→ **Challenge**
Retype all the entries word for word, but omit the pictures.

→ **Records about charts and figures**
** start **
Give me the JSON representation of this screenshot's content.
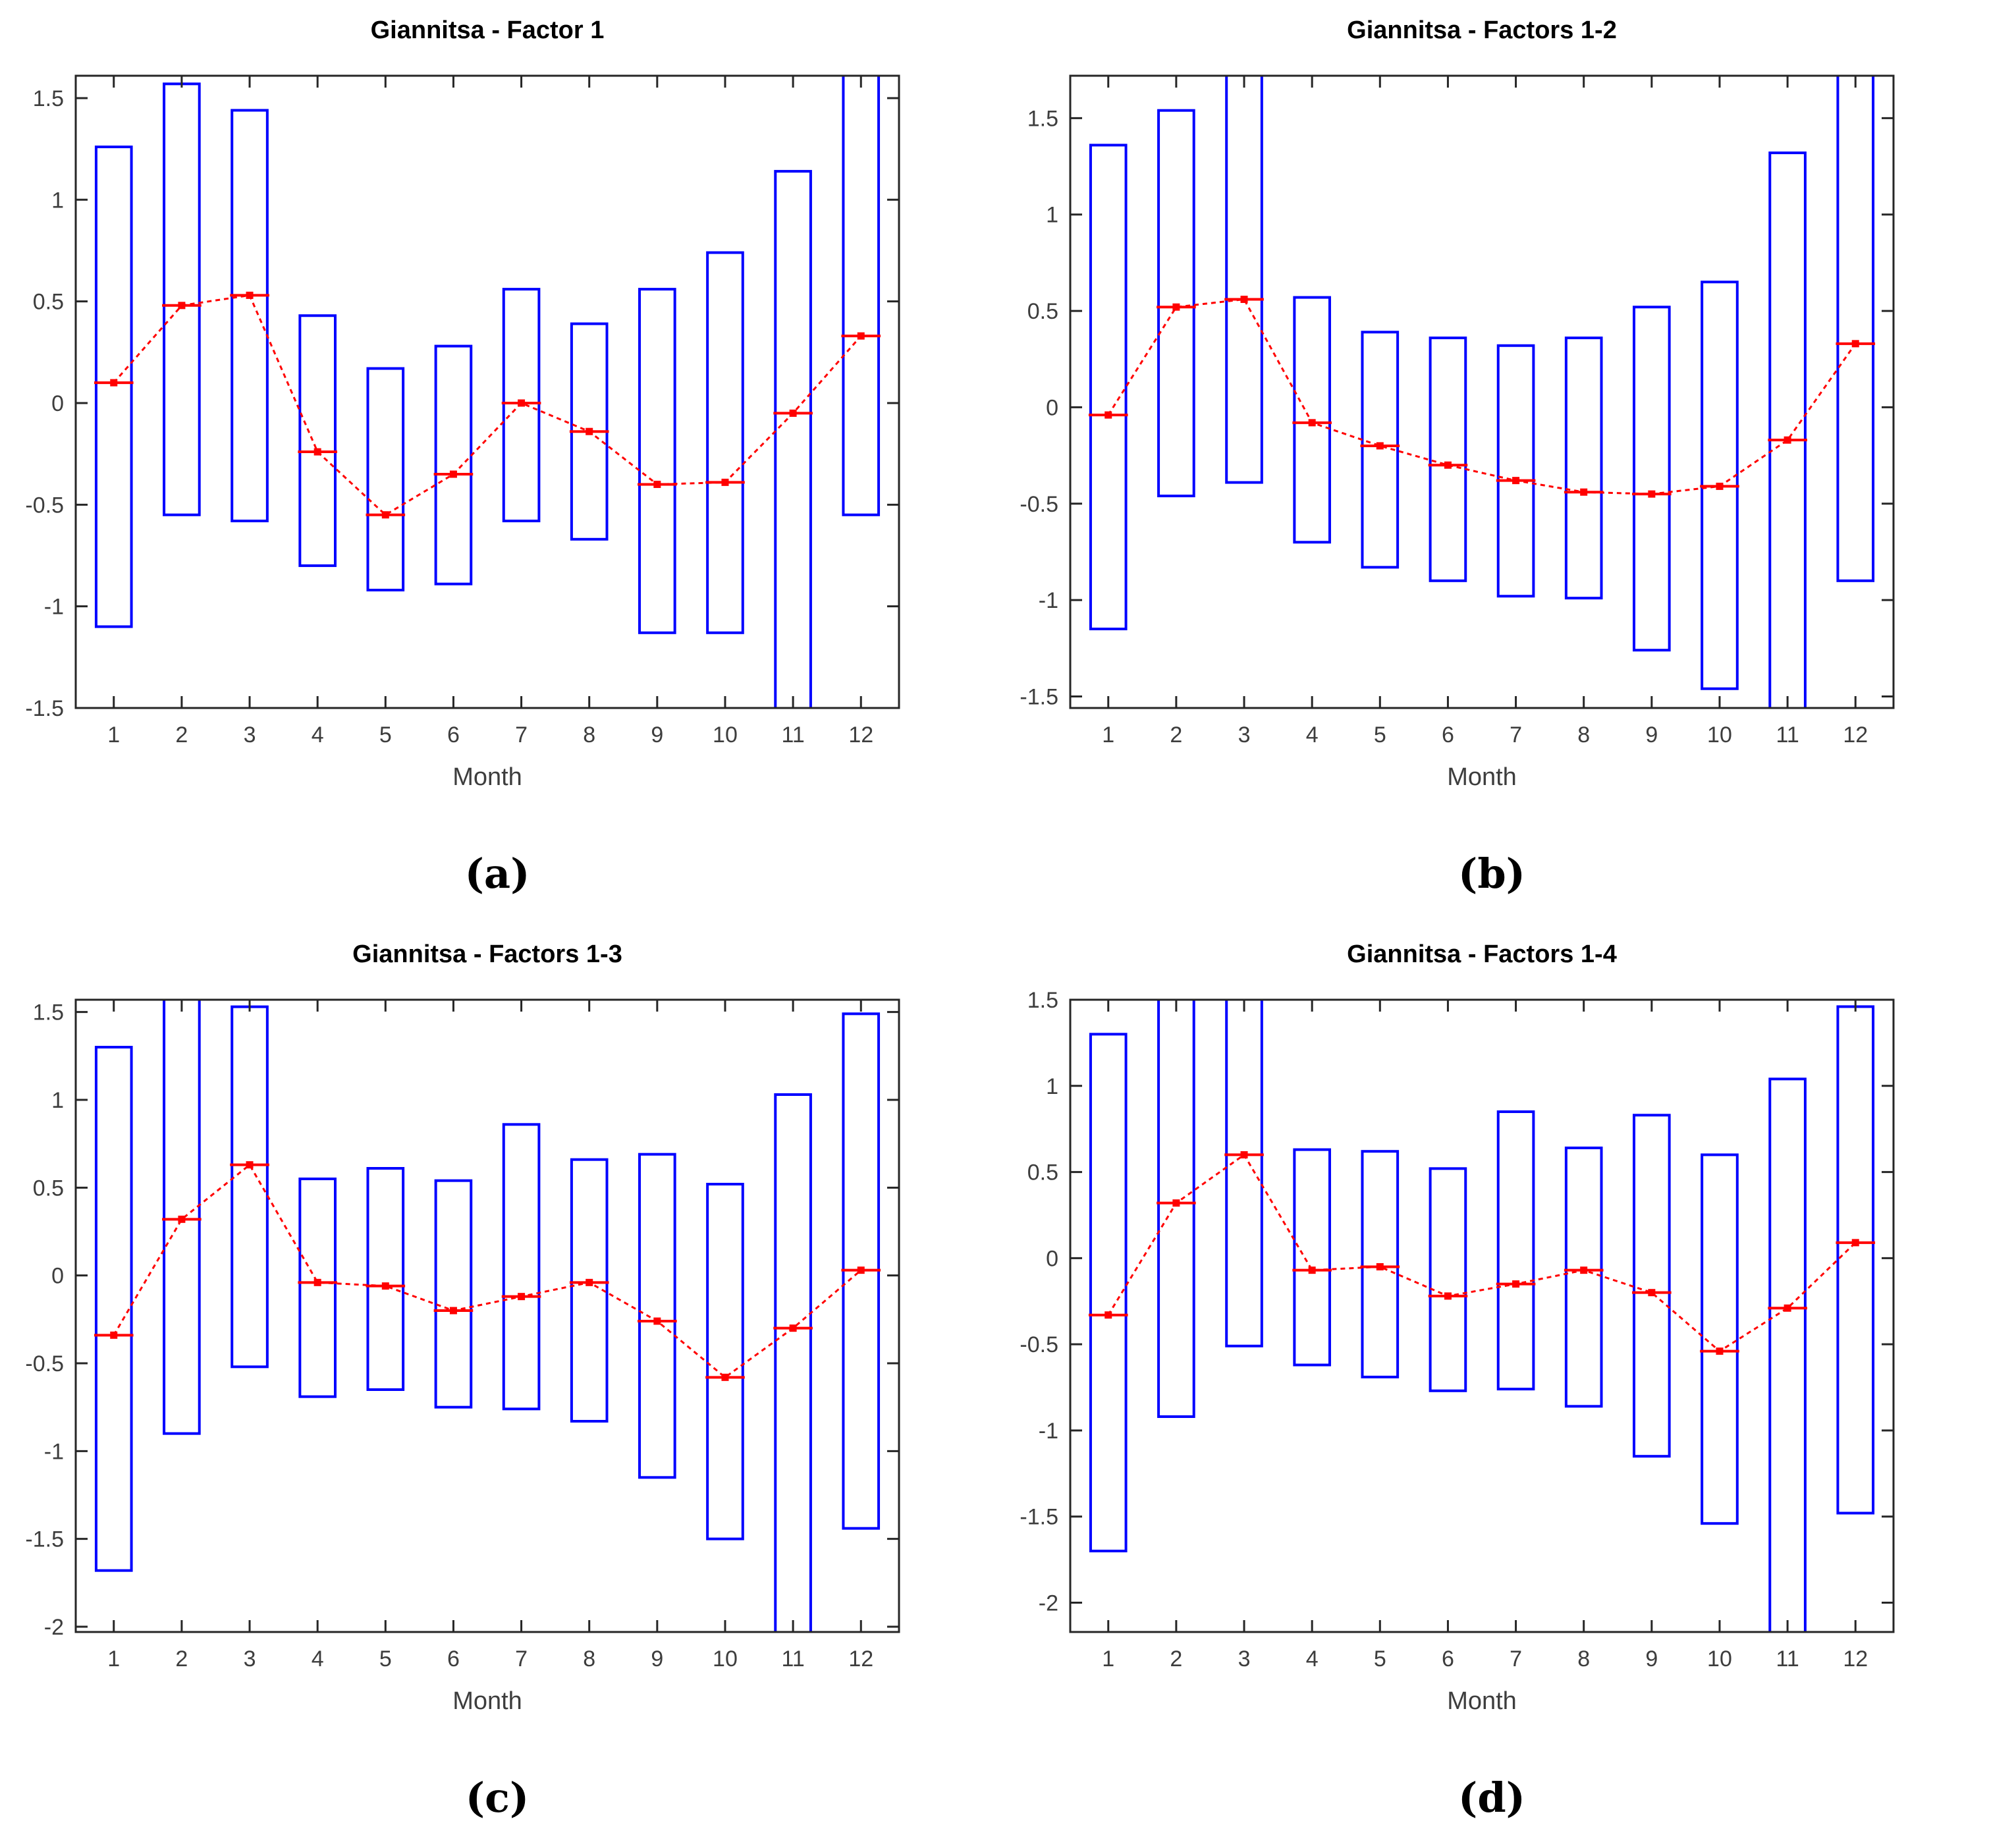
{
  "page": {
    "background": "#ffffff"
  },
  "style": {
    "box_color": "#0000ff",
    "mean_color": "#ff0000",
    "axis_color": "#262626",
    "tick_label_color": "#3d3d3d",
    "title_color": "#000000"
  },
  "legend_note": "null bound = box edge extends beyond the axis range (clipped at plot border)",
  "chart_data": [
    {
      "type": "bar",
      "subtype": "range-box-with-mean-line",
      "title": "Giannitsa - Factor 1",
      "caption": "(a)",
      "xlabel": "Month",
      "x": [
        1,
        2,
        3,
        4,
        5,
        6,
        7,
        8,
        9,
        10,
        11,
        12
      ],
      "x_tick_labels": [
        "1",
        "2",
        "3",
        "4",
        "5",
        "6",
        "7",
        "8",
        "9",
        "10",
        "11",
        "12"
      ],
      "y_tick_labels": [
        "1.5",
        "1",
        "0.5",
        "0",
        "-0.5",
        "-1",
        "-1.5"
      ],
      "ylim": [
        -1.5,
        1.61
      ],
      "series": [
        {
          "name": "box_upper",
          "values": [
            1.26,
            1.57,
            1.44,
            0.43,
            0.17,
            0.28,
            0.56,
            0.39,
            0.56,
            0.74,
            1.14,
            null
          ]
        },
        {
          "name": "box_lower",
          "values": [
            -1.1,
            -0.55,
            -0.58,
            -0.8,
            -0.92,
            -0.89,
            -0.58,
            -0.67,
            -1.13,
            -1.13,
            null,
            -0.55
          ]
        },
        {
          "name": "mean",
          "values": [
            0.1,
            0.48,
            0.53,
            -0.24,
            -0.55,
            -0.35,
            0.0,
            -0.14,
            -0.4,
            -0.39,
            -0.05,
            0.33
          ]
        }
      ]
    },
    {
      "type": "bar",
      "subtype": "range-box-with-mean-line",
      "title": "Giannitsa - Factors 1-2",
      "caption": "(b)",
      "xlabel": "Month",
      "x": [
        1,
        2,
        3,
        4,
        5,
        6,
        7,
        8,
        9,
        10,
        11,
        12
      ],
      "x_tick_labels": [
        "1",
        "2",
        "3",
        "4",
        "5",
        "6",
        "7",
        "8",
        "9",
        "10",
        "11",
        "12"
      ],
      "y_tick_labels": [
        "1.5",
        "1",
        "0.5",
        "0",
        "-0.5",
        "-1",
        "-1.5"
      ],
      "ylim": [
        -1.56,
        1.72
      ],
      "series": [
        {
          "name": "box_upper",
          "values": [
            1.36,
            1.54,
            null,
            0.57,
            0.39,
            0.36,
            0.32,
            0.36,
            0.52,
            0.65,
            1.32,
            null
          ]
        },
        {
          "name": "box_lower",
          "values": [
            -1.15,
            -0.46,
            -0.39,
            -0.7,
            -0.83,
            -0.9,
            -0.98,
            -0.99,
            -1.26,
            -1.46,
            null,
            -0.9
          ]
        },
        {
          "name": "mean",
          "values": [
            -0.04,
            0.52,
            0.56,
            -0.08,
            -0.2,
            -0.3,
            -0.38,
            -0.44,
            -0.45,
            -0.41,
            -0.17,
            0.33
          ]
        }
      ]
    },
    {
      "type": "bar",
      "subtype": "range-box-with-mean-line",
      "title": "Giannitsa - Factors 1-3",
      "caption": "(c)",
      "xlabel": "Month",
      "x": [
        1,
        2,
        3,
        4,
        5,
        6,
        7,
        8,
        9,
        10,
        11,
        12
      ],
      "x_tick_labels": [
        "1",
        "2",
        "3",
        "4",
        "5",
        "6",
        "7",
        "8",
        "9",
        "10",
        "11",
        "12"
      ],
      "y_tick_labels": [
        "1.5",
        "1",
        "0.5",
        "0",
        "-0.5",
        "-1",
        "-1.5",
        "-2"
      ],
      "ylim": [
        -2.03,
        1.57
      ],
      "series": [
        {
          "name": "box_upper",
          "values": [
            1.3,
            null,
            1.53,
            0.55,
            0.61,
            0.54,
            0.86,
            0.66,
            0.69,
            0.52,
            1.03,
            1.49
          ]
        },
        {
          "name": "box_lower",
          "values": [
            -1.68,
            -0.9,
            -0.52,
            -0.69,
            -0.65,
            -0.75,
            -0.76,
            -0.83,
            -1.15,
            -1.5,
            null,
            -1.44
          ]
        },
        {
          "name": "mean",
          "values": [
            -0.34,
            0.32,
            0.63,
            -0.04,
            -0.06,
            -0.2,
            -0.12,
            -0.04,
            -0.26,
            -0.58,
            -0.3,
            0.03
          ]
        }
      ]
    },
    {
      "type": "bar",
      "subtype": "range-box-with-mean-line",
      "title": "Giannitsa - Factors 1-4",
      "caption": "(d)",
      "xlabel": "Month",
      "x": [
        1,
        2,
        3,
        4,
        5,
        6,
        7,
        8,
        9,
        10,
        11,
        12
      ],
      "x_tick_labels": [
        "1",
        "2",
        "3",
        "4",
        "5",
        "6",
        "7",
        "8",
        "9",
        "10",
        "11",
        "12"
      ],
      "y_tick_labels": [
        "1.5",
        "1",
        "0.5",
        "0",
        "-0.5",
        "-1",
        "-1.5",
        "-2"
      ],
      "ylim": [
        -2.17,
        1.5
      ],
      "series": [
        {
          "name": "box_upper",
          "values": [
            1.3,
            null,
            null,
            0.63,
            0.62,
            0.52,
            0.85,
            0.64,
            0.83,
            0.6,
            1.04,
            1.46
          ]
        },
        {
          "name": "box_lower",
          "values": [
            -1.7,
            -0.92,
            -0.51,
            -0.62,
            -0.69,
            -0.77,
            -0.76,
            -0.86,
            -1.15,
            -1.54,
            null,
            -1.48
          ]
        },
        {
          "name": "mean",
          "values": [
            -0.33,
            0.32,
            0.6,
            -0.07,
            -0.05,
            -0.22,
            -0.15,
            -0.07,
            -0.2,
            -0.54,
            -0.29,
            0.09
          ]
        }
      ]
    }
  ]
}
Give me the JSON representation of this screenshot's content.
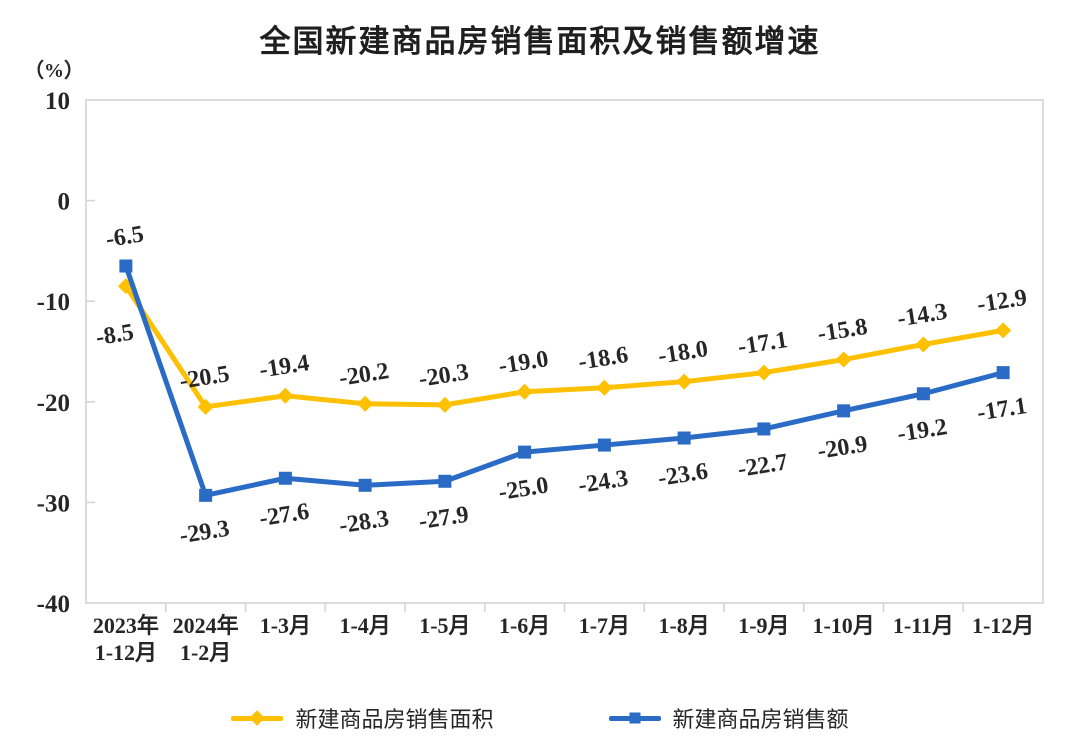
** end **
→ **Problem solution**
Give me the JSON representation of this screenshot's content.
{
  "page": {
    "background": "#ffffff"
  },
  "style": {
    "box_color": "#0000ff",
    "mean_color": "#ff0000",
    "axis_color": "#262626",
    "tick_label_color": "#3d3d3d",
    "title_color": "#000000"
  },
  "legend_note": "null bound = box edge extends beyond the axis range (clipped at plot border)",
  "chart_data": [
    {
      "type": "bar",
      "subtype": "range-box-with-mean-line",
      "title": "Giannitsa - Factor 1",
      "caption": "(a)",
      "xlabel": "Month",
      "x": [
        1,
        2,
        3,
        4,
        5,
        6,
        7,
        8,
        9,
        10,
        11,
        12
      ],
      "x_tick_labels": [
        "1",
        "2",
        "3",
        "4",
        "5",
        "6",
        "7",
        "8",
        "9",
        "10",
        "11",
        "12"
      ],
      "y_tick_labels": [
        "1.5",
        "1",
        "0.5",
        "0",
        "-0.5",
        "-1",
        "-1.5"
      ],
      "ylim": [
        -1.5,
        1.61
      ],
      "series": [
        {
          "name": "box_upper",
          "values": [
            1.26,
            1.57,
            1.44,
            0.43,
            0.17,
            0.28,
            0.56,
            0.39,
            0.56,
            0.74,
            1.14,
            null
          ]
        },
        {
          "name": "box_lower",
          "values": [
            -1.1,
            -0.55,
            -0.58,
            -0.8,
            -0.92,
            -0.89,
            -0.58,
            -0.67,
            -1.13,
            -1.13,
            null,
            -0.55
          ]
        },
        {
          "name": "mean",
          "values": [
            0.1,
            0.48,
            0.53,
            -0.24,
            -0.55,
            -0.35,
            0.0,
            -0.14,
            -0.4,
            -0.39,
            -0.05,
            0.33
          ]
        }
      ]
    },
    {
      "type": "bar",
      "subtype": "range-box-with-mean-line",
      "title": "Giannitsa - Factors 1-2",
      "caption": "(b)",
      "xlabel": "Month",
      "x": [
        1,
        2,
        3,
        4,
        5,
        6,
        7,
        8,
        9,
        10,
        11,
        12
      ],
      "x_tick_labels": [
        "1",
        "2",
        "3",
        "4",
        "5",
        "6",
        "7",
        "8",
        "9",
        "10",
        "11",
        "12"
      ],
      "y_tick_labels": [
        "1.5",
        "1",
        "0.5",
        "0",
        "-0.5",
        "-1",
        "-1.5"
      ],
      "ylim": [
        -1.56,
        1.72
      ],
      "series": [
        {
          "name": "box_upper",
          "values": [
            1.36,
            1.54,
            null,
            0.57,
            0.39,
            0.36,
            0.32,
            0.36,
            0.52,
            0.65,
            1.32,
            null
          ]
        },
        {
          "name": "box_lower",
          "values": [
            -1.15,
            -0.46,
            -0.39,
            -0.7,
            -0.83,
            -0.9,
            -0.98,
            -0.99,
            -1.26,
            -1.46,
            null,
            -0.9
          ]
        },
        {
          "name": "mean",
          "values": [
            -0.04,
            0.52,
            0.56,
            -0.08,
            -0.2,
            -0.3,
            -0.38,
            -0.44,
            -0.45,
            -0.41,
            -0.17,
            0.33
          ]
        }
      ]
    },
    {
      "type": "bar",
      "subtype": "range-box-with-mean-line",
      "title": "Giannitsa - Factors 1-3",
      "caption": "(c)",
      "xlabel": "Month",
      "x": [
        1,
        2,
        3,
        4,
        5,
        6,
        7,
        8,
        9,
        10,
        11,
        12
      ],
      "x_tick_labels": [
        "1",
        "2",
        "3",
        "4",
        "5",
        "6",
        "7",
        "8",
        "9",
        "10",
        "11",
        "12"
      ],
      "y_tick_labels": [
        "1.5",
        "1",
        "0.5",
        "0",
        "-0.5",
        "-1",
        "-1.5",
        "-2"
      ],
      "ylim": [
        -2.03,
        1.57
      ],
      "series": [
        {
          "name": "box_upper",
          "values": [
            1.3,
            null,
            1.53,
            0.55,
            0.61,
            0.54,
            0.86,
            0.66,
            0.69,
            0.52,
            1.03,
            1.49
          ]
        },
        {
          "name": "box_lower",
          "values": [
            -1.68,
            -0.9,
            -0.52,
            -0.69,
            -0.65,
            -0.75,
            -0.76,
            -0.83,
            -1.15,
            -1.5,
            null,
            -1.44
          ]
        },
        {
          "name": "mean",
          "values": [
            -0.34,
            0.32,
            0.63,
            -0.04,
            -0.06,
            -0.2,
            -0.12,
            -0.04,
            -0.26,
            -0.58,
            -0.3,
            0.03
          ]
        }
      ]
    },
    {
      "type": "bar",
      "subtype": "range-box-with-mean-line",
      "title": "Giannitsa - Factors 1-4",
      "caption": "(d)",
      "xlabel": "Month",
      "x": [
        1,
        2,
        3,
        4,
        5,
        6,
        7,
        8,
        9,
        10,
        11,
        12
      ],
      "x_tick_labels": [
        "1",
        "2",
        "3",
        "4",
        "5",
        "6",
        "7",
        "8",
        "9",
        "10",
        "11",
        "12"
      ],
      "y_tick_labels": [
        "1.5",
        "1",
        "0.5",
        "0",
        "-0.5",
        "-1",
        "-1.5",
        "-2"
      ],
      "ylim": [
        -2.17,
        1.5
      ],
      "series": [
        {
          "name": "box_upper",
          "values": [
            1.3,
            null,
            null,
            0.63,
            0.62,
            0.52,
            0.85,
            0.64,
            0.83,
            0.6,
            1.04,
            1.46
          ]
        },
        {
          "name": "box_lower",
          "values": [
            -1.7,
            -0.92,
            -0.51,
            -0.62,
            -0.69,
            -0.77,
            -0.76,
            -0.86,
            -1.15,
            -1.54,
            null,
            -1.48
          ]
        },
        {
          "name": "mean",
          "values": [
            -0.33,
            0.32,
            0.6,
            -0.07,
            -0.05,
            -0.22,
            -0.15,
            -0.07,
            -0.2,
            -0.54,
            -0.29,
            0.09
          ]
        }
      ]
    }
  ]
}
Give me the JSON representation of this screenshot's content.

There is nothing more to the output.